[Dataset listings of figures]
--------------------------------------------------
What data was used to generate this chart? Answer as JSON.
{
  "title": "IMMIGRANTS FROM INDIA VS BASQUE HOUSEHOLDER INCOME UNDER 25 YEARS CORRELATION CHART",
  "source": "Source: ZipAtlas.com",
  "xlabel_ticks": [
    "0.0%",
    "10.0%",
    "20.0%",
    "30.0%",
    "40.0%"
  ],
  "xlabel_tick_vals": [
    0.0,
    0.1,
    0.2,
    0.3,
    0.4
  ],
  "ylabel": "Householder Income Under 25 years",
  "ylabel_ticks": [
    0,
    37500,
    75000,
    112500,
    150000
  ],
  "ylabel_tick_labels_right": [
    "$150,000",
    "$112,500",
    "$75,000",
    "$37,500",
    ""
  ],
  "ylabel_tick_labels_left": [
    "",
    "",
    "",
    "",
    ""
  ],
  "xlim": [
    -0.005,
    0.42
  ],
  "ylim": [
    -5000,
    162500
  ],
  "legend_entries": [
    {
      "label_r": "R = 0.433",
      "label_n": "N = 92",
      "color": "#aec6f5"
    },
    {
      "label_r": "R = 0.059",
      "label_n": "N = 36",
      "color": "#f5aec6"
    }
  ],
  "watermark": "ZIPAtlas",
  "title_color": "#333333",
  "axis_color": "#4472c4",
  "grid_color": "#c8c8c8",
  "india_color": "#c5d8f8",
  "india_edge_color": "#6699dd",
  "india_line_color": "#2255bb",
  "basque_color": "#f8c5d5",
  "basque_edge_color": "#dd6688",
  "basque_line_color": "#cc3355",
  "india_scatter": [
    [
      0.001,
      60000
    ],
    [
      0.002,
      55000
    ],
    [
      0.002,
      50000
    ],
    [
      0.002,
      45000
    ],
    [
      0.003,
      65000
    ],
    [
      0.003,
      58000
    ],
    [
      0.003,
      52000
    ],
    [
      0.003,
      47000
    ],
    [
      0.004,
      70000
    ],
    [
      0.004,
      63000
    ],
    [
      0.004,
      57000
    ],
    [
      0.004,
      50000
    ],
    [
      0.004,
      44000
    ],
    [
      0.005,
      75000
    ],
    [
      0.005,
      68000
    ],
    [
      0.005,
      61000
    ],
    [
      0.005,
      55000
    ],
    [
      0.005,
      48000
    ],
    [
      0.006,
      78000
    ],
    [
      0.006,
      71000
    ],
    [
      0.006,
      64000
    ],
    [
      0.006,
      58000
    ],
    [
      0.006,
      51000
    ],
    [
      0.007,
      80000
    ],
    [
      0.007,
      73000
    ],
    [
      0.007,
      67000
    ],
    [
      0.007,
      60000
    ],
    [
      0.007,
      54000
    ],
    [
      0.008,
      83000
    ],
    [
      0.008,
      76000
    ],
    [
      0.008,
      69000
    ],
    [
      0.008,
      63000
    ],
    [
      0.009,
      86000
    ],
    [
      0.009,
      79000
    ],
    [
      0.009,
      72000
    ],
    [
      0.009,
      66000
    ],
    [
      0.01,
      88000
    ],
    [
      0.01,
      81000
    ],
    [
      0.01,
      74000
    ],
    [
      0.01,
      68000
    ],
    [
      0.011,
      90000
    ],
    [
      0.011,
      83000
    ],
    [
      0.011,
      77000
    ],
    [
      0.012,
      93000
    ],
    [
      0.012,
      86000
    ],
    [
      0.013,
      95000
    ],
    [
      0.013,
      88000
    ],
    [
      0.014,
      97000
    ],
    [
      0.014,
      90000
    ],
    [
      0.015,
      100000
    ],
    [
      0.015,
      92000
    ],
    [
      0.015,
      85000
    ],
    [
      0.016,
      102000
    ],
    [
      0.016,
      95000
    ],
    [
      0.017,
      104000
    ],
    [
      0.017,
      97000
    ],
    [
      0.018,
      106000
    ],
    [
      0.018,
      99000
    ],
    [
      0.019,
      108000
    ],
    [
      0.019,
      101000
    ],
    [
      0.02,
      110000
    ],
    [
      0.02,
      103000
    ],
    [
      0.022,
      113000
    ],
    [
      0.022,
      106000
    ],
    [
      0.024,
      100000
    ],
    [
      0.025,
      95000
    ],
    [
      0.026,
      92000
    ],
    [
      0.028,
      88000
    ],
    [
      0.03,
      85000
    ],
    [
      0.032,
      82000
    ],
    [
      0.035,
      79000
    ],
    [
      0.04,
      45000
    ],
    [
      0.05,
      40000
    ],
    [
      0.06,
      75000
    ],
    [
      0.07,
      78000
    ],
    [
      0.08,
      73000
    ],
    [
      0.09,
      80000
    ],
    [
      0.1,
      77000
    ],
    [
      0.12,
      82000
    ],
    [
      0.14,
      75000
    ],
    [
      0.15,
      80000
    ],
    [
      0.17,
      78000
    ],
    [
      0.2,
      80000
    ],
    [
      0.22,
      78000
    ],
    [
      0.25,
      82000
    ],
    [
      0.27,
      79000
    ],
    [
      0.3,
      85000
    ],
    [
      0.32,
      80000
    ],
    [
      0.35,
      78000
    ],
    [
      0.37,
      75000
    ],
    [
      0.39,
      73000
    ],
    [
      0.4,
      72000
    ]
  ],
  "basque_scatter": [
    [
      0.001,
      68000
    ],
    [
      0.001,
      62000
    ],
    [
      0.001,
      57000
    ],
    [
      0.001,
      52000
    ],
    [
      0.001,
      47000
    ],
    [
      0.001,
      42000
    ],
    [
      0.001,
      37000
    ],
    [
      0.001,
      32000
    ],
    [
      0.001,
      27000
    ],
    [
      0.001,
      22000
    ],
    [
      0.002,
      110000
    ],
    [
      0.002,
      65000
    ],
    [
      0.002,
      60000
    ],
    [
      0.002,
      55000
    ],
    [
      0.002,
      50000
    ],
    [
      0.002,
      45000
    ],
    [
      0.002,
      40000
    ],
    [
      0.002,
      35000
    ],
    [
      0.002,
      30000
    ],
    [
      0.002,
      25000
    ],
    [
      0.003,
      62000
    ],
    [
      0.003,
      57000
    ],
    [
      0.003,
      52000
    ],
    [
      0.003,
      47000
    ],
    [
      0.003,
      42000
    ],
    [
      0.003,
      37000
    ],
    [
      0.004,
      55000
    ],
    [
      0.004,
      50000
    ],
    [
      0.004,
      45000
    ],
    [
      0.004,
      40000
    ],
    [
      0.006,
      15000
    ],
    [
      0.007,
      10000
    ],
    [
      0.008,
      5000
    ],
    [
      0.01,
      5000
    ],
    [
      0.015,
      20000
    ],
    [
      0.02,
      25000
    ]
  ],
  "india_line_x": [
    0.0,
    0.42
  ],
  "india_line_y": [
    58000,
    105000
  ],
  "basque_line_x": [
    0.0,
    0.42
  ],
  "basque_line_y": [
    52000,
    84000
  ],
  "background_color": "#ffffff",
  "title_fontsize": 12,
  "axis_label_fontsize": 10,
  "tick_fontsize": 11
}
--------------------------------------------------
Print every record above exactly as written.

What data was used to generate this chart? Answer as JSON.
{
  "title": "IMMIGRANTS FROM INDIA VS BASQUE HOUSEHOLDER INCOME UNDER 25 YEARS CORRELATION CHART",
  "source": "Source: ZipAtlas.com",
  "xlabel_ticks": [
    "0.0%",
    "10.0%",
    "20.0%",
    "30.0%",
    "40.0%"
  ],
  "xlabel_tick_vals": [
    0.0,
    0.1,
    0.2,
    0.3,
    0.4
  ],
  "ylabel": "Householder Income Under 25 years",
  "ylabel_ticks": [
    0,
    37500,
    75000,
    112500,
    150000
  ],
  "ylabel_tick_labels_right": [
    "$150,000",
    "$112,500",
    "$75,000",
    "$37,500",
    ""
  ],
  "ylabel_tick_labels_left": [
    "",
    "",
    "",
    "",
    ""
  ],
  "xlim": [
    -0.005,
    0.42
  ],
  "ylim": [
    -5000,
    162500
  ],
  "legend_entries": [
    {
      "label_r": "R = 0.433",
      "label_n": "N = 92",
      "color": "#aec6f5"
    },
    {
      "label_r": "R = 0.059",
      "label_n": "N = 36",
      "color": "#f5aec6"
    }
  ],
  "watermark": "ZIPAtlas",
  "title_color": "#333333",
  "axis_color": "#4472c4",
  "grid_color": "#c8c8c8",
  "india_color": "#c5d8f8",
  "india_edge_color": "#6699dd",
  "india_line_color": "#2255bb",
  "basque_color": "#f8c5d5",
  "basque_edge_color": "#dd6688",
  "basque_line_color": "#cc3355",
  "india_scatter": [
    [
      0.001,
      60000
    ],
    [
      0.002,
      55000
    ],
    [
      0.002,
      50000
    ],
    [
      0.002,
      45000
    ],
    [
      0.003,
      65000
    ],
    [
      0.003,
      58000
    ],
    [
      0.003,
      52000
    ],
    [
      0.003,
      47000
    ],
    [
      0.004,
      70000
    ],
    [
      0.004,
      63000
    ],
    [
      0.004,
      57000
    ],
    [
      0.004,
      50000
    ],
    [
      0.004,
      44000
    ],
    [
      0.005,
      75000
    ],
    [
      0.005,
      68000
    ],
    [
      0.005,
      61000
    ],
    [
      0.005,
      55000
    ],
    [
      0.005,
      48000
    ],
    [
      0.006,
      78000
    ],
    [
      0.006,
      71000
    ],
    [
      0.006,
      64000
    ],
    [
      0.006,
      58000
    ],
    [
      0.006,
      51000
    ],
    [
      0.007,
      80000
    ],
    [
      0.007,
      73000
    ],
    [
      0.007,
      67000
    ],
    [
      0.007,
      60000
    ],
    [
      0.007,
      54000
    ],
    [
      0.008,
      83000
    ],
    [
      0.008,
      76000
    ],
    [
      0.008,
      69000
    ],
    [
      0.008,
      63000
    ],
    [
      0.009,
      86000
    ],
    [
      0.009,
      79000
    ],
    [
      0.009,
      72000
    ],
    [
      0.009,
      66000
    ],
    [
      0.01,
      88000
    ],
    [
      0.01,
      81000
    ],
    [
      0.01,
      74000
    ],
    [
      0.01,
      68000
    ],
    [
      0.011,
      90000
    ],
    [
      0.011,
      83000
    ],
    [
      0.011,
      77000
    ],
    [
      0.012,
      93000
    ],
    [
      0.012,
      86000
    ],
    [
      0.013,
      95000
    ],
    [
      0.013,
      88000
    ],
    [
      0.014,
      97000
    ],
    [
      0.014,
      90000
    ],
    [
      0.015,
      100000
    ],
    [
      0.015,
      92000
    ],
    [
      0.015,
      85000
    ],
    [
      0.016,
      102000
    ],
    [
      0.016,
      95000
    ],
    [
      0.017,
      104000
    ],
    [
      0.017,
      97000
    ],
    [
      0.018,
      106000
    ],
    [
      0.018,
      99000
    ],
    [
      0.019,
      108000
    ],
    [
      0.019,
      101000
    ],
    [
      0.02,
      110000
    ],
    [
      0.02,
      103000
    ],
    [
      0.022,
      113000
    ],
    [
      0.022,
      106000
    ],
    [
      0.024,
      100000
    ],
    [
      0.025,
      95000
    ],
    [
      0.026,
      92000
    ],
    [
      0.028,
      88000
    ],
    [
      0.03,
      85000
    ],
    [
      0.032,
      82000
    ],
    [
      0.035,
      79000
    ],
    [
      0.04,
      45000
    ],
    [
      0.05,
      40000
    ],
    [
      0.06,
      75000
    ],
    [
      0.07,
      78000
    ],
    [
      0.08,
      73000
    ],
    [
      0.09,
      80000
    ],
    [
      0.1,
      77000
    ],
    [
      0.12,
      82000
    ],
    [
      0.14,
      75000
    ],
    [
      0.15,
      80000
    ],
    [
      0.17,
      78000
    ],
    [
      0.2,
      80000
    ],
    [
      0.22,
      78000
    ],
    [
      0.25,
      82000
    ],
    [
      0.27,
      79000
    ],
    [
      0.3,
      85000
    ],
    [
      0.32,
      80000
    ],
    [
      0.35,
      78000
    ],
    [
      0.37,
      75000
    ],
    [
      0.39,
      73000
    ],
    [
      0.4,
      72000
    ]
  ],
  "basque_scatter": [
    [
      0.001,
      68000
    ],
    [
      0.001,
      62000
    ],
    [
      0.001,
      57000
    ],
    [
      0.001,
      52000
    ],
    [
      0.001,
      47000
    ],
    [
      0.001,
      42000
    ],
    [
      0.001,
      37000
    ],
    [
      0.001,
      32000
    ],
    [
      0.001,
      27000
    ],
    [
      0.001,
      22000
    ],
    [
      0.002,
      110000
    ],
    [
      0.002,
      65000
    ],
    [
      0.002,
      60000
    ],
    [
      0.002,
      55000
    ],
    [
      0.002,
      50000
    ],
    [
      0.002,
      45000
    ],
    [
      0.002,
      40000
    ],
    [
      0.002,
      35000
    ],
    [
      0.002,
      30000
    ],
    [
      0.002,
      25000
    ],
    [
      0.003,
      62000
    ],
    [
      0.003,
      57000
    ],
    [
      0.003,
      52000
    ],
    [
      0.003,
      47000
    ],
    [
      0.003,
      42000
    ],
    [
      0.003,
      37000
    ],
    [
      0.004,
      55000
    ],
    [
      0.004,
      50000
    ],
    [
      0.004,
      45000
    ],
    [
      0.004,
      40000
    ],
    [
      0.006,
      15000
    ],
    [
      0.007,
      10000
    ],
    [
      0.008,
      5000
    ],
    [
      0.01,
      5000
    ],
    [
      0.015,
      20000
    ],
    [
      0.02,
      25000
    ]
  ],
  "india_line_x": [
    0.0,
    0.42
  ],
  "india_line_y": [
    58000,
    105000
  ],
  "basque_line_x": [
    0.0,
    0.42
  ],
  "basque_line_y": [
    52000,
    84000
  ],
  "background_color": "#ffffff",
  "title_fontsize": 12,
  "axis_label_fontsize": 10,
  "tick_fontsize": 11
}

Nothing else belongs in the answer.